- **Data listing**
......

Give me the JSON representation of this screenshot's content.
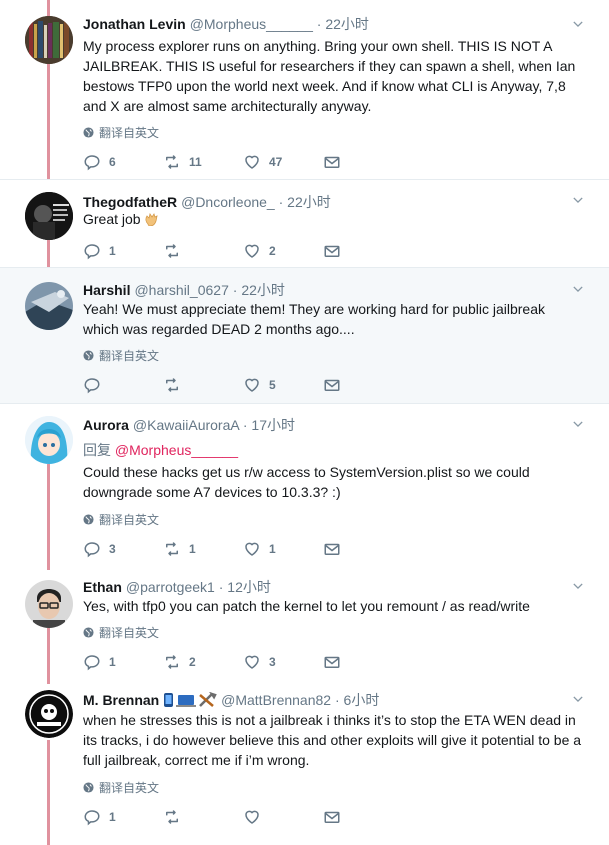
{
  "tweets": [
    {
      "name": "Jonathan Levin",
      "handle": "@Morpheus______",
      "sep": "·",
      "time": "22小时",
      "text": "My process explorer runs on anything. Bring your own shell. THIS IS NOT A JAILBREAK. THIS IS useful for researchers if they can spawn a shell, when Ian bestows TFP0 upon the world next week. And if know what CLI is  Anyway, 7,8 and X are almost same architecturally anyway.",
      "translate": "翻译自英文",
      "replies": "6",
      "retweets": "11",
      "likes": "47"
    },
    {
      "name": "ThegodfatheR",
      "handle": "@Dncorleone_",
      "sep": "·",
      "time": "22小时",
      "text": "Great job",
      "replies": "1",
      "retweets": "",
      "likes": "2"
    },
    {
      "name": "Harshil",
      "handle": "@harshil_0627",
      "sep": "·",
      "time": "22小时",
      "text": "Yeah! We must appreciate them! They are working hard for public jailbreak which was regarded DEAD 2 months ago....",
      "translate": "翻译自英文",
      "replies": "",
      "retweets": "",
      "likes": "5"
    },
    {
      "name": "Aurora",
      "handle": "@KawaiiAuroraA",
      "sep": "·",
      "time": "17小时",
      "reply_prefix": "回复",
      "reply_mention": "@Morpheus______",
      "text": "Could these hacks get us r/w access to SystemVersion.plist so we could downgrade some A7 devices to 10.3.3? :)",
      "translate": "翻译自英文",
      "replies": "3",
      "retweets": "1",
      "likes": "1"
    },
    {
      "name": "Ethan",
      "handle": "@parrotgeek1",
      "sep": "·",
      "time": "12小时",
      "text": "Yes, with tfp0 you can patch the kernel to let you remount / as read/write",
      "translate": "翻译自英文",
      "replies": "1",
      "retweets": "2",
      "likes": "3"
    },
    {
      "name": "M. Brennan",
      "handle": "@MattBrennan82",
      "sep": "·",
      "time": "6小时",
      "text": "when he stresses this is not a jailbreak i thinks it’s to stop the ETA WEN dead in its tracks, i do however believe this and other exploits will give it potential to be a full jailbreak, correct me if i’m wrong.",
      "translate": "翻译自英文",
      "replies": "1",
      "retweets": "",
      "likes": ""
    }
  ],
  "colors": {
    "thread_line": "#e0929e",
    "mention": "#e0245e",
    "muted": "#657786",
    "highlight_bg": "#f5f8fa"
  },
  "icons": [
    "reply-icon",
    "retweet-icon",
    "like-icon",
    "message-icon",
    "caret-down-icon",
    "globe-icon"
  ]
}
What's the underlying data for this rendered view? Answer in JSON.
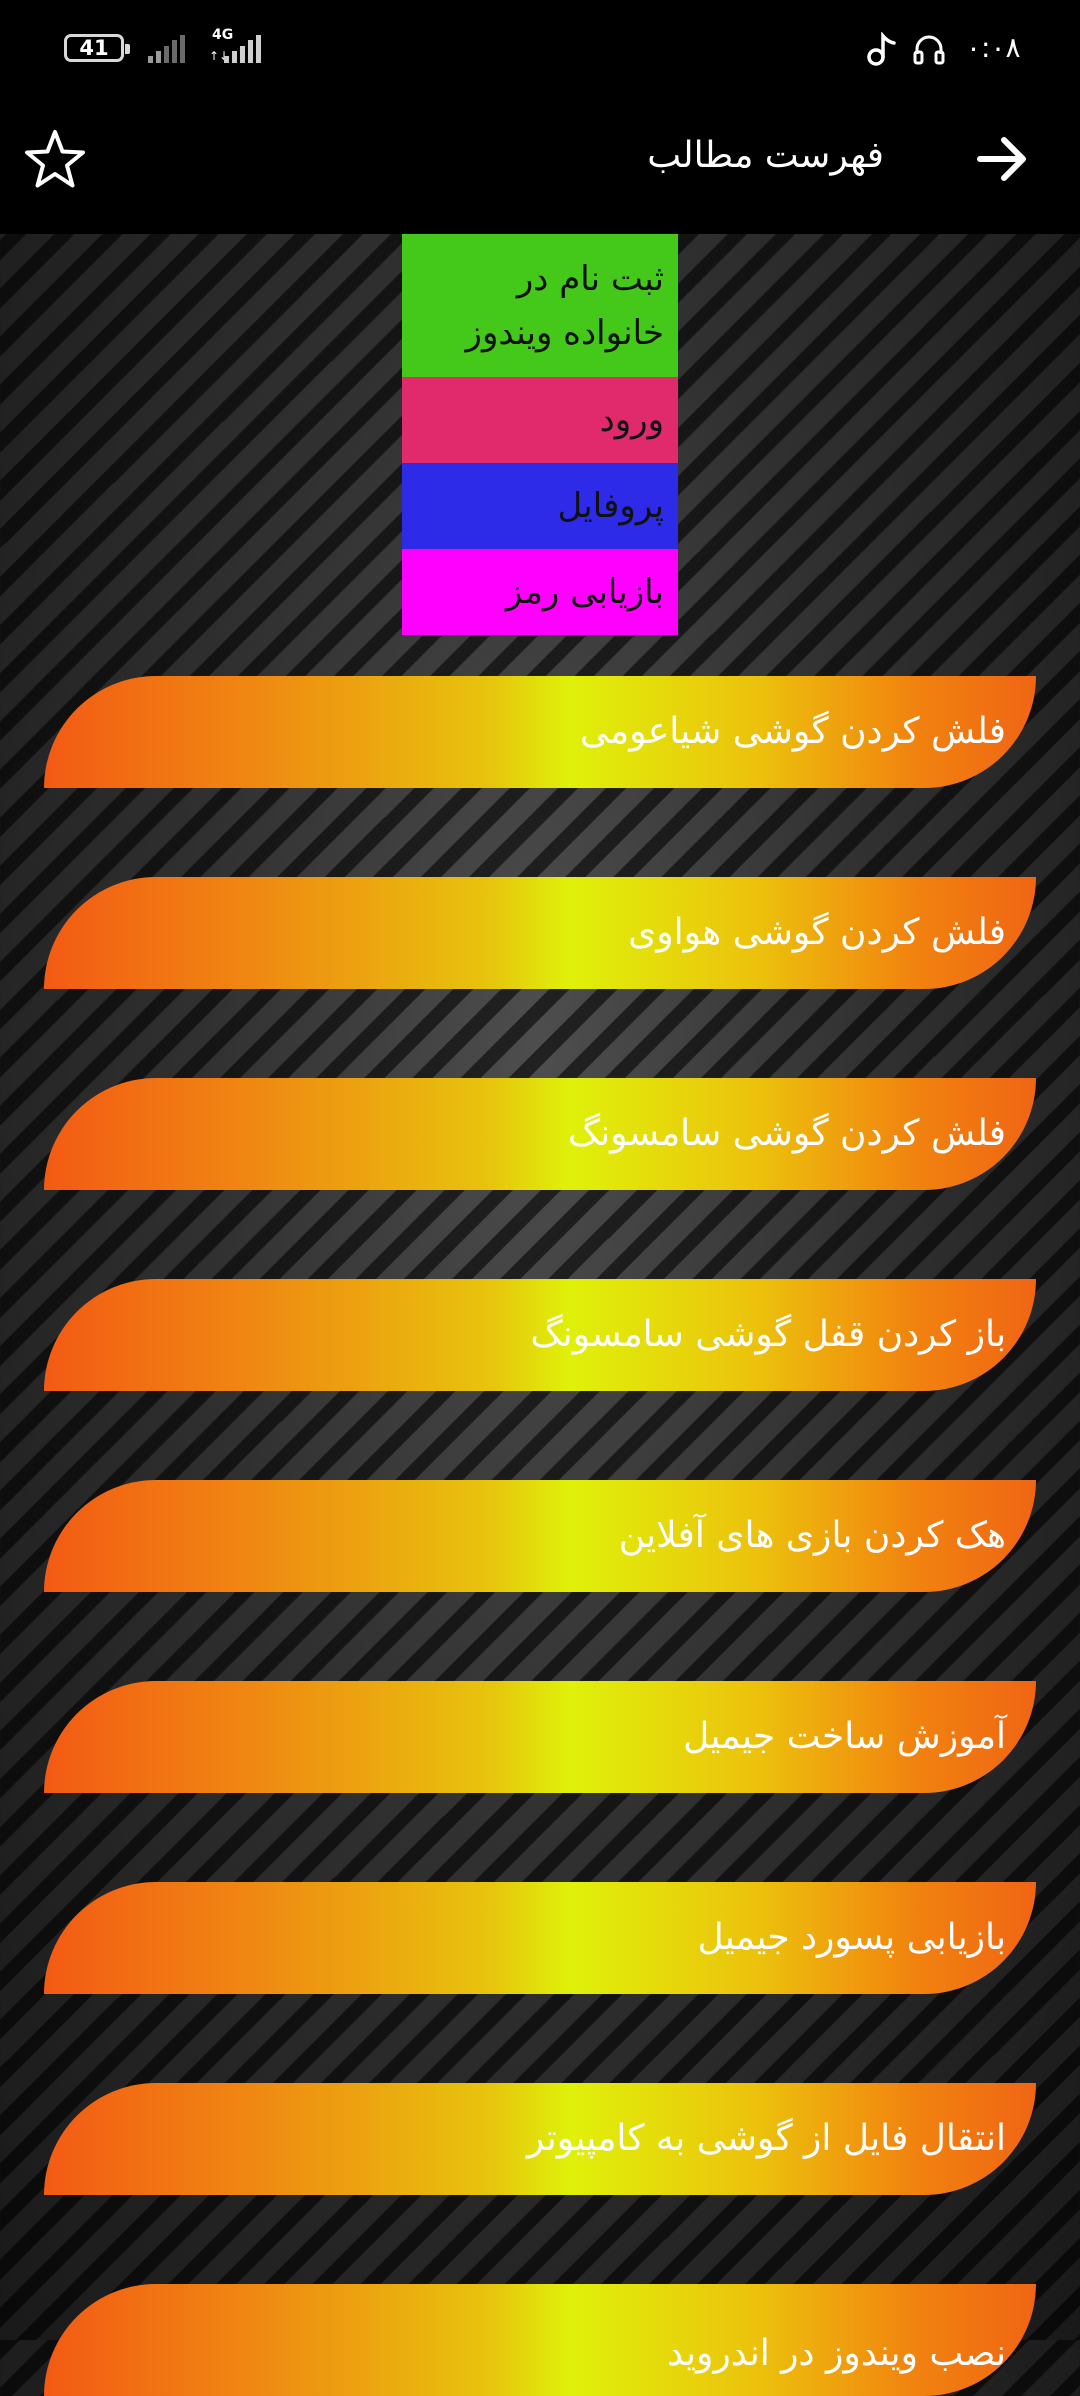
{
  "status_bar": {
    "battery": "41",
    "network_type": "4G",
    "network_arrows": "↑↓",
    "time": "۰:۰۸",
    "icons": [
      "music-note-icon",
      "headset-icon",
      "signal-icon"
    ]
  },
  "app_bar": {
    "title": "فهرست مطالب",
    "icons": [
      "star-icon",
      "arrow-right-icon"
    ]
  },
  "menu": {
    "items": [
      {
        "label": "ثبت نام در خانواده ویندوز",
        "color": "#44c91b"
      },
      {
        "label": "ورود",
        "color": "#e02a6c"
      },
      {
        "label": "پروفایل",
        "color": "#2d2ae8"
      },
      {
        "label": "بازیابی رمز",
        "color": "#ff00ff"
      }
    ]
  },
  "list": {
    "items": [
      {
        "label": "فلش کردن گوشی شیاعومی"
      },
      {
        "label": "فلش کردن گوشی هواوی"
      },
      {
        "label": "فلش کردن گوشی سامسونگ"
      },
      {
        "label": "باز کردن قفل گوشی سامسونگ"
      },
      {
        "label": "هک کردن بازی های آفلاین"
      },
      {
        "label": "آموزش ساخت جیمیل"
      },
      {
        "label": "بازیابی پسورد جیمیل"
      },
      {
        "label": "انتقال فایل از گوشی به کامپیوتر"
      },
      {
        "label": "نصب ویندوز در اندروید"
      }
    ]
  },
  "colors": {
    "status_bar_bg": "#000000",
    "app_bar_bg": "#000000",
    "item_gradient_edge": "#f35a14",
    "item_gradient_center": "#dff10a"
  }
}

......

- **Exercise details**
Make a copy of each line that contains the string "time".

- **Expected output**
      "time": "22小时",
      "time": "22小时",
      "time": "22小时",
      "time": "17小时",
      "time": "12小时",
      "time": "6小时",
    "time": "۰:۰۸",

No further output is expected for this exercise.